• _WHAT TO WORK ON_
Print the listing as it stands, omitting all images.

• _DATA IN THIS EXERCISE_
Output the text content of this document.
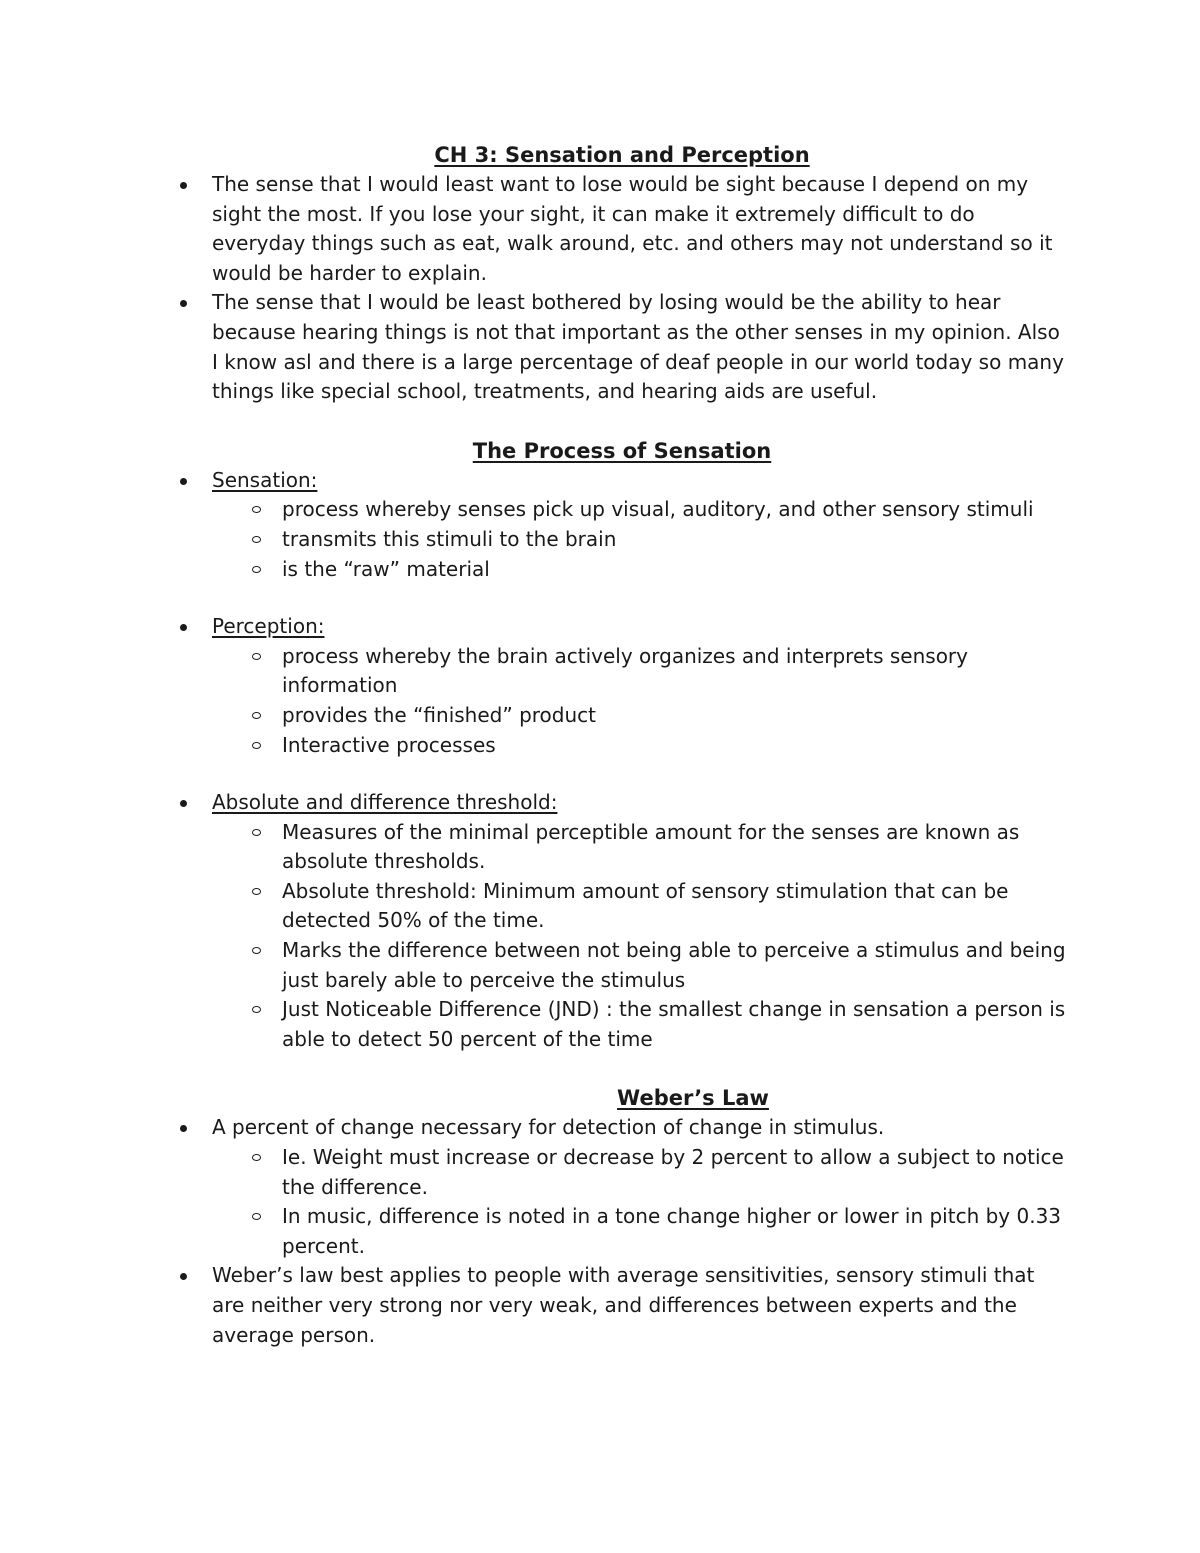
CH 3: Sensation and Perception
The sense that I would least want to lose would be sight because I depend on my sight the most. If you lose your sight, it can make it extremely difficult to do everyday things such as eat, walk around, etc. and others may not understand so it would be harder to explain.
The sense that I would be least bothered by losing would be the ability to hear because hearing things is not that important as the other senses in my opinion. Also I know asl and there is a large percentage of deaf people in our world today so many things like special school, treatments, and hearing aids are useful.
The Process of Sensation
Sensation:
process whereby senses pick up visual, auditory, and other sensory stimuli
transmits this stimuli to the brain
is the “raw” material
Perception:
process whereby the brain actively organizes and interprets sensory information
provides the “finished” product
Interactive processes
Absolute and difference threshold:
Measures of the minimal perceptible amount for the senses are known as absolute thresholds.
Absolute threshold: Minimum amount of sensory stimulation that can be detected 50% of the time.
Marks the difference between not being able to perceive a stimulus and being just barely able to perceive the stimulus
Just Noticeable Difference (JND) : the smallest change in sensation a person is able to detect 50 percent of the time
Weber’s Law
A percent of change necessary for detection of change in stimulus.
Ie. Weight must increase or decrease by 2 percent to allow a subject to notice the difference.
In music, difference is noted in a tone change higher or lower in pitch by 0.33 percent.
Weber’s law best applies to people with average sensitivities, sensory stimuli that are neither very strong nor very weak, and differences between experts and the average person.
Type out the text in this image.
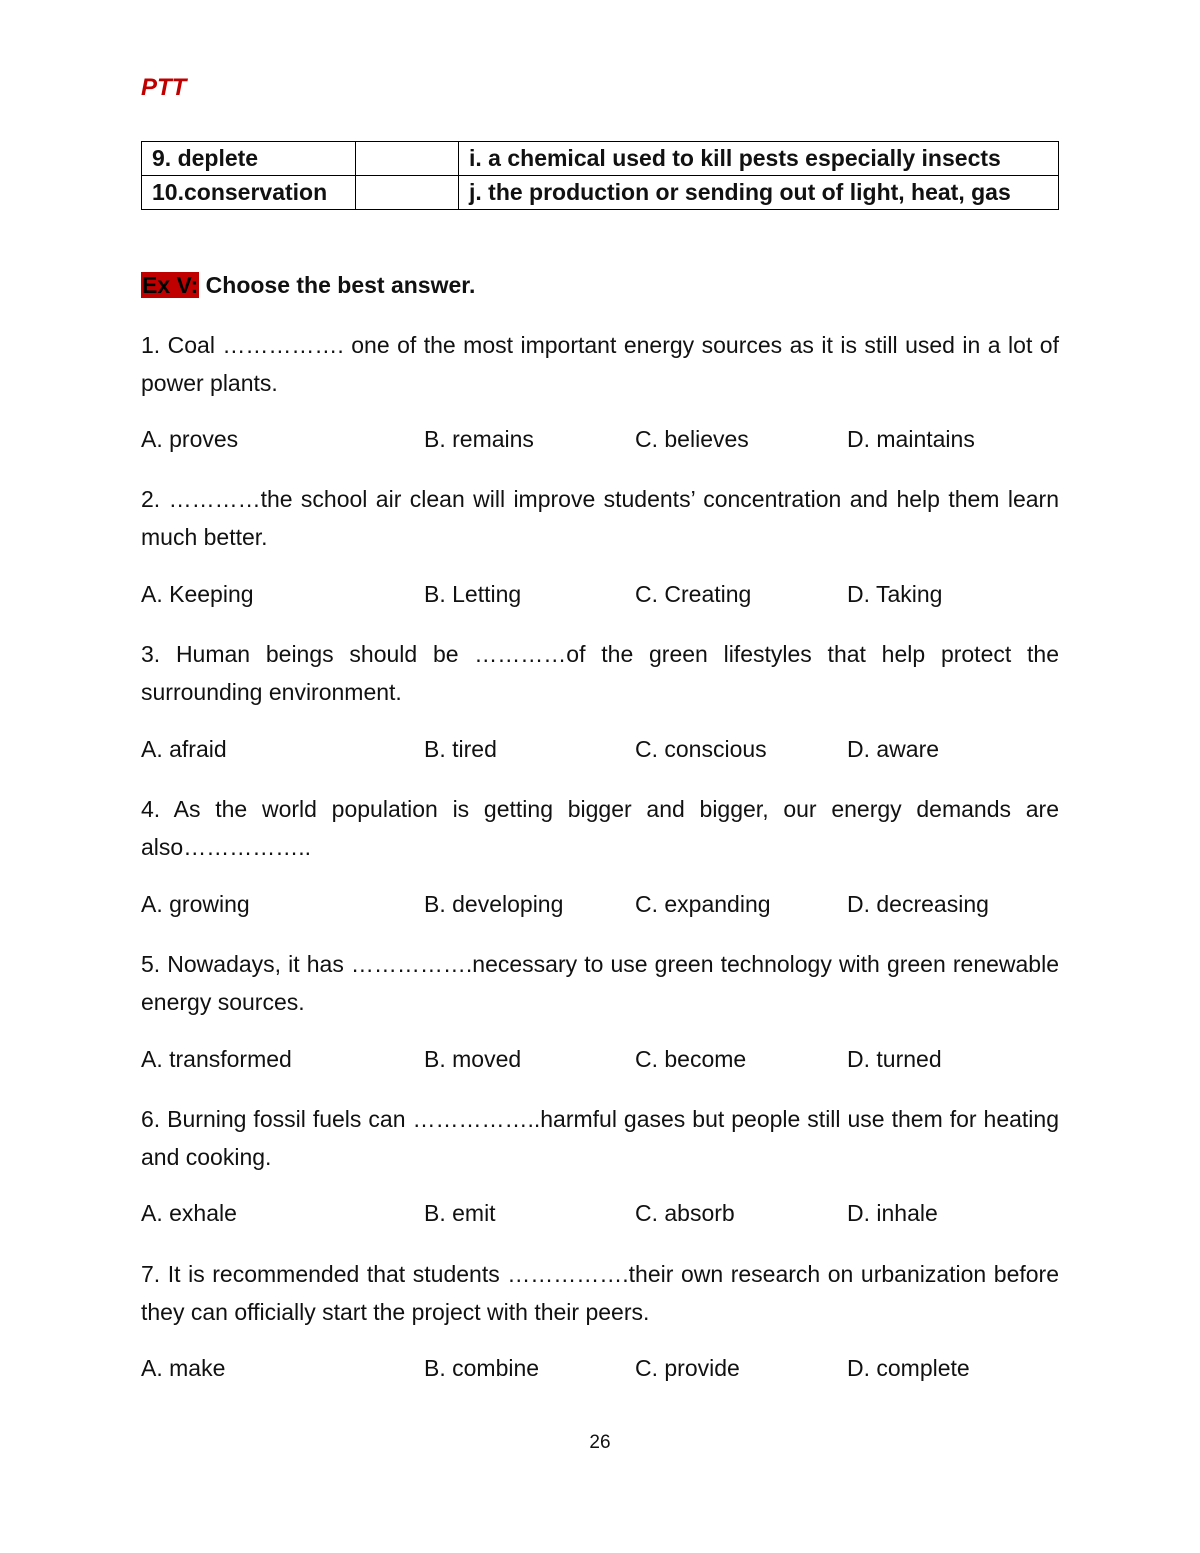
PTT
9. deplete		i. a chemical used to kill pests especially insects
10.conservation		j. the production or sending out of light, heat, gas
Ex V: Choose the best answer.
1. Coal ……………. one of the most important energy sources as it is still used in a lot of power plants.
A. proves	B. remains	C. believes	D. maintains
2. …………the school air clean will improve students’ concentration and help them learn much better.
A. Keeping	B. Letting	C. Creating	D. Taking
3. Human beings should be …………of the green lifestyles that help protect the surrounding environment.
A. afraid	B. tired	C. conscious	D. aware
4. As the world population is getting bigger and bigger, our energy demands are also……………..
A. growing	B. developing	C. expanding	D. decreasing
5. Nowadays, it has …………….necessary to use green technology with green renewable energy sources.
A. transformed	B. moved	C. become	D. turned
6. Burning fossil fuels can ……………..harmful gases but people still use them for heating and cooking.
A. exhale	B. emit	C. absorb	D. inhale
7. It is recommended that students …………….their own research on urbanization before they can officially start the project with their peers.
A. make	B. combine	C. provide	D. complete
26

• _CORRECT OUTPUT_
Output the text content of this document.
CH 3: Sensation and Perception
The sense that I would least want to lose would be sight because I depend on my sight the most. If you lose your sight, it can make it extremely difficult to do everyday things such as eat, walk around, etc. and others may not understand so it would be harder to explain.
The sense that I would be least bothered by losing would be the ability to hear because hearing things is not that important as the other senses in my opinion. Also I know asl and there is a large percentage of deaf people in our world today so many things like special school, treatments, and hearing aids are useful.
The Process of Sensation
Sensation:
process whereby senses pick up visual, auditory, and other sensory stimuli
transmits this stimuli to the brain
is the “raw” material
Perception:
process whereby the brain actively organizes and interprets sensory information
provides the “finished” product
Interactive processes
Absolute and difference threshold:
Measures of the minimal perceptible amount for the senses are known as absolute thresholds.
Absolute threshold: Minimum amount of sensory stimulation that can be detected 50% of the time.
Marks the difference between not being able to perceive a stimulus and being just barely able to perceive the stimulus
Just Noticeable Difference (JND) : the smallest change in sensation a person is able to detect 50 percent of the time
Weber’s Law
A percent of change necessary for detection of change in stimulus.
Ie. Weight must increase or decrease by 2 percent to allow a subject to notice the difference.
In music, difference is noted in a tone change higher or lower in pitch by 0.33 percent.
Weber’s law best applies to people with average sensitivities, sensory stimuli that are neither very strong nor very weak, and differences between experts and the average person.
Type out the text in this image.
PTT
9. deplete		i. a chemical used to kill pests especially insects
10.conservation		j. the production or sending out of light, heat, gas
Ex V: Choose the best answer.
1. Coal ……………. one of the most important energy sources as it is still used in a lot of power plants.
A. proves	B. remains	C. believes	D. maintains
2. …………the school air clean will improve students’ concentration and help them learn much better.
A. Keeping	B. Letting	C. Creating	D. Taking
3. Human beings should be …………of the green lifestyles that help protect the surrounding environment.
A. afraid	B. tired	C. conscious	D. aware
4. As the world population is getting bigger and bigger, our energy demands are also……………..
A. growing	B. developing	C. expanding	D. decreasing
5. Nowadays, it has …………….necessary to use green technology with green renewable energy sources.
A. transformed	B. moved	C. become	D. turned
6. Burning fossil fuels can ……………..harmful gases but people still use them for heating and cooking.
A. exhale	B. emit	C. absorb	D. inhale
7. It is recommended that students …………….their own research on urbanization before they can officially start the project with their peers.
A. make	B. combine	C. provide	D. complete
26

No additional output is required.